§ **Do this**
Return the material word for word. Do not include pictures.
--
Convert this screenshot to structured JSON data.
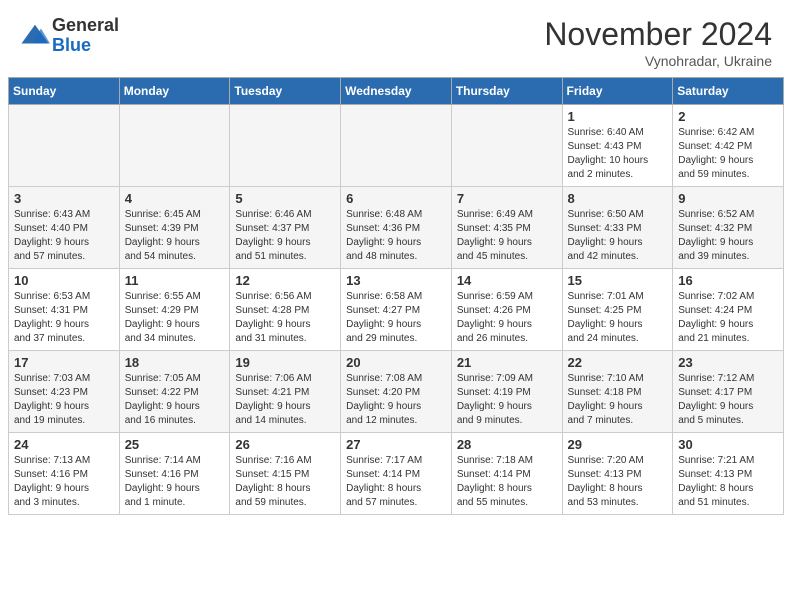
{
  "logo": {
    "general": "General",
    "blue": "Blue"
  },
  "title": "November 2024",
  "location": "Vynohradar, Ukraine",
  "days_header": [
    "Sunday",
    "Monday",
    "Tuesday",
    "Wednesday",
    "Thursday",
    "Friday",
    "Saturday"
  ],
  "weeks": [
    [
      {
        "day": "",
        "info": ""
      },
      {
        "day": "",
        "info": ""
      },
      {
        "day": "",
        "info": ""
      },
      {
        "day": "",
        "info": ""
      },
      {
        "day": "",
        "info": ""
      },
      {
        "day": "1",
        "info": "Sunrise: 6:40 AM\nSunset: 4:43 PM\nDaylight: 10 hours\nand 2 minutes."
      },
      {
        "day": "2",
        "info": "Sunrise: 6:42 AM\nSunset: 4:42 PM\nDaylight: 9 hours\nand 59 minutes."
      }
    ],
    [
      {
        "day": "3",
        "info": "Sunrise: 6:43 AM\nSunset: 4:40 PM\nDaylight: 9 hours\nand 57 minutes."
      },
      {
        "day": "4",
        "info": "Sunrise: 6:45 AM\nSunset: 4:39 PM\nDaylight: 9 hours\nand 54 minutes."
      },
      {
        "day": "5",
        "info": "Sunrise: 6:46 AM\nSunset: 4:37 PM\nDaylight: 9 hours\nand 51 minutes."
      },
      {
        "day": "6",
        "info": "Sunrise: 6:48 AM\nSunset: 4:36 PM\nDaylight: 9 hours\nand 48 minutes."
      },
      {
        "day": "7",
        "info": "Sunrise: 6:49 AM\nSunset: 4:35 PM\nDaylight: 9 hours\nand 45 minutes."
      },
      {
        "day": "8",
        "info": "Sunrise: 6:50 AM\nSunset: 4:33 PM\nDaylight: 9 hours\nand 42 minutes."
      },
      {
        "day": "9",
        "info": "Sunrise: 6:52 AM\nSunset: 4:32 PM\nDaylight: 9 hours\nand 39 minutes."
      }
    ],
    [
      {
        "day": "10",
        "info": "Sunrise: 6:53 AM\nSunset: 4:31 PM\nDaylight: 9 hours\nand 37 minutes."
      },
      {
        "day": "11",
        "info": "Sunrise: 6:55 AM\nSunset: 4:29 PM\nDaylight: 9 hours\nand 34 minutes."
      },
      {
        "day": "12",
        "info": "Sunrise: 6:56 AM\nSunset: 4:28 PM\nDaylight: 9 hours\nand 31 minutes."
      },
      {
        "day": "13",
        "info": "Sunrise: 6:58 AM\nSunset: 4:27 PM\nDaylight: 9 hours\nand 29 minutes."
      },
      {
        "day": "14",
        "info": "Sunrise: 6:59 AM\nSunset: 4:26 PM\nDaylight: 9 hours\nand 26 minutes."
      },
      {
        "day": "15",
        "info": "Sunrise: 7:01 AM\nSunset: 4:25 PM\nDaylight: 9 hours\nand 24 minutes."
      },
      {
        "day": "16",
        "info": "Sunrise: 7:02 AM\nSunset: 4:24 PM\nDaylight: 9 hours\nand 21 minutes."
      }
    ],
    [
      {
        "day": "17",
        "info": "Sunrise: 7:03 AM\nSunset: 4:23 PM\nDaylight: 9 hours\nand 19 minutes."
      },
      {
        "day": "18",
        "info": "Sunrise: 7:05 AM\nSunset: 4:22 PM\nDaylight: 9 hours\nand 16 minutes."
      },
      {
        "day": "19",
        "info": "Sunrise: 7:06 AM\nSunset: 4:21 PM\nDaylight: 9 hours\nand 14 minutes."
      },
      {
        "day": "20",
        "info": "Sunrise: 7:08 AM\nSunset: 4:20 PM\nDaylight: 9 hours\nand 12 minutes."
      },
      {
        "day": "21",
        "info": "Sunrise: 7:09 AM\nSunset: 4:19 PM\nDaylight: 9 hours\nand 9 minutes."
      },
      {
        "day": "22",
        "info": "Sunrise: 7:10 AM\nSunset: 4:18 PM\nDaylight: 9 hours\nand 7 minutes."
      },
      {
        "day": "23",
        "info": "Sunrise: 7:12 AM\nSunset: 4:17 PM\nDaylight: 9 hours\nand 5 minutes."
      }
    ],
    [
      {
        "day": "24",
        "info": "Sunrise: 7:13 AM\nSunset: 4:16 PM\nDaylight: 9 hours\nand 3 minutes."
      },
      {
        "day": "25",
        "info": "Sunrise: 7:14 AM\nSunset: 4:16 PM\nDaylight: 9 hours\nand 1 minute."
      },
      {
        "day": "26",
        "info": "Sunrise: 7:16 AM\nSunset: 4:15 PM\nDaylight: 8 hours\nand 59 minutes."
      },
      {
        "day": "27",
        "info": "Sunrise: 7:17 AM\nSunset: 4:14 PM\nDaylight: 8 hours\nand 57 minutes."
      },
      {
        "day": "28",
        "info": "Sunrise: 7:18 AM\nSunset: 4:14 PM\nDaylight: 8 hours\nand 55 minutes."
      },
      {
        "day": "29",
        "info": "Sunrise: 7:20 AM\nSunset: 4:13 PM\nDaylight: 8 hours\nand 53 minutes."
      },
      {
        "day": "30",
        "info": "Sunrise: 7:21 AM\nSunset: 4:13 PM\nDaylight: 8 hours\nand 51 minutes."
      }
    ]
  ]
}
--
§ **Answer to this problem**
Convert this screenshot to structured JSON data.
{
  "logo": {
    "general": "General",
    "blue": "Blue"
  },
  "title": "November 2024",
  "location": "Vynohradar, Ukraine",
  "days_header": [
    "Sunday",
    "Monday",
    "Tuesday",
    "Wednesday",
    "Thursday",
    "Friday",
    "Saturday"
  ],
  "weeks": [
    [
      {
        "day": "",
        "info": ""
      },
      {
        "day": "",
        "info": ""
      },
      {
        "day": "",
        "info": ""
      },
      {
        "day": "",
        "info": ""
      },
      {
        "day": "",
        "info": ""
      },
      {
        "day": "1",
        "info": "Sunrise: 6:40 AM\nSunset: 4:43 PM\nDaylight: 10 hours\nand 2 minutes."
      },
      {
        "day": "2",
        "info": "Sunrise: 6:42 AM\nSunset: 4:42 PM\nDaylight: 9 hours\nand 59 minutes."
      }
    ],
    [
      {
        "day": "3",
        "info": "Sunrise: 6:43 AM\nSunset: 4:40 PM\nDaylight: 9 hours\nand 57 minutes."
      },
      {
        "day": "4",
        "info": "Sunrise: 6:45 AM\nSunset: 4:39 PM\nDaylight: 9 hours\nand 54 minutes."
      },
      {
        "day": "5",
        "info": "Sunrise: 6:46 AM\nSunset: 4:37 PM\nDaylight: 9 hours\nand 51 minutes."
      },
      {
        "day": "6",
        "info": "Sunrise: 6:48 AM\nSunset: 4:36 PM\nDaylight: 9 hours\nand 48 minutes."
      },
      {
        "day": "7",
        "info": "Sunrise: 6:49 AM\nSunset: 4:35 PM\nDaylight: 9 hours\nand 45 minutes."
      },
      {
        "day": "8",
        "info": "Sunrise: 6:50 AM\nSunset: 4:33 PM\nDaylight: 9 hours\nand 42 minutes."
      },
      {
        "day": "9",
        "info": "Sunrise: 6:52 AM\nSunset: 4:32 PM\nDaylight: 9 hours\nand 39 minutes."
      }
    ],
    [
      {
        "day": "10",
        "info": "Sunrise: 6:53 AM\nSunset: 4:31 PM\nDaylight: 9 hours\nand 37 minutes."
      },
      {
        "day": "11",
        "info": "Sunrise: 6:55 AM\nSunset: 4:29 PM\nDaylight: 9 hours\nand 34 minutes."
      },
      {
        "day": "12",
        "info": "Sunrise: 6:56 AM\nSunset: 4:28 PM\nDaylight: 9 hours\nand 31 minutes."
      },
      {
        "day": "13",
        "info": "Sunrise: 6:58 AM\nSunset: 4:27 PM\nDaylight: 9 hours\nand 29 minutes."
      },
      {
        "day": "14",
        "info": "Sunrise: 6:59 AM\nSunset: 4:26 PM\nDaylight: 9 hours\nand 26 minutes."
      },
      {
        "day": "15",
        "info": "Sunrise: 7:01 AM\nSunset: 4:25 PM\nDaylight: 9 hours\nand 24 minutes."
      },
      {
        "day": "16",
        "info": "Sunrise: 7:02 AM\nSunset: 4:24 PM\nDaylight: 9 hours\nand 21 minutes."
      }
    ],
    [
      {
        "day": "17",
        "info": "Sunrise: 7:03 AM\nSunset: 4:23 PM\nDaylight: 9 hours\nand 19 minutes."
      },
      {
        "day": "18",
        "info": "Sunrise: 7:05 AM\nSunset: 4:22 PM\nDaylight: 9 hours\nand 16 minutes."
      },
      {
        "day": "19",
        "info": "Sunrise: 7:06 AM\nSunset: 4:21 PM\nDaylight: 9 hours\nand 14 minutes."
      },
      {
        "day": "20",
        "info": "Sunrise: 7:08 AM\nSunset: 4:20 PM\nDaylight: 9 hours\nand 12 minutes."
      },
      {
        "day": "21",
        "info": "Sunrise: 7:09 AM\nSunset: 4:19 PM\nDaylight: 9 hours\nand 9 minutes."
      },
      {
        "day": "22",
        "info": "Sunrise: 7:10 AM\nSunset: 4:18 PM\nDaylight: 9 hours\nand 7 minutes."
      },
      {
        "day": "23",
        "info": "Sunrise: 7:12 AM\nSunset: 4:17 PM\nDaylight: 9 hours\nand 5 minutes."
      }
    ],
    [
      {
        "day": "24",
        "info": "Sunrise: 7:13 AM\nSunset: 4:16 PM\nDaylight: 9 hours\nand 3 minutes."
      },
      {
        "day": "25",
        "info": "Sunrise: 7:14 AM\nSunset: 4:16 PM\nDaylight: 9 hours\nand 1 minute."
      },
      {
        "day": "26",
        "info": "Sunrise: 7:16 AM\nSunset: 4:15 PM\nDaylight: 8 hours\nand 59 minutes."
      },
      {
        "day": "27",
        "info": "Sunrise: 7:17 AM\nSunset: 4:14 PM\nDaylight: 8 hours\nand 57 minutes."
      },
      {
        "day": "28",
        "info": "Sunrise: 7:18 AM\nSunset: 4:14 PM\nDaylight: 8 hours\nand 55 minutes."
      },
      {
        "day": "29",
        "info": "Sunrise: 7:20 AM\nSunset: 4:13 PM\nDaylight: 8 hours\nand 53 minutes."
      },
      {
        "day": "30",
        "info": "Sunrise: 7:21 AM\nSunset: 4:13 PM\nDaylight: 8 hours\nand 51 minutes."
      }
    ]
  ]
}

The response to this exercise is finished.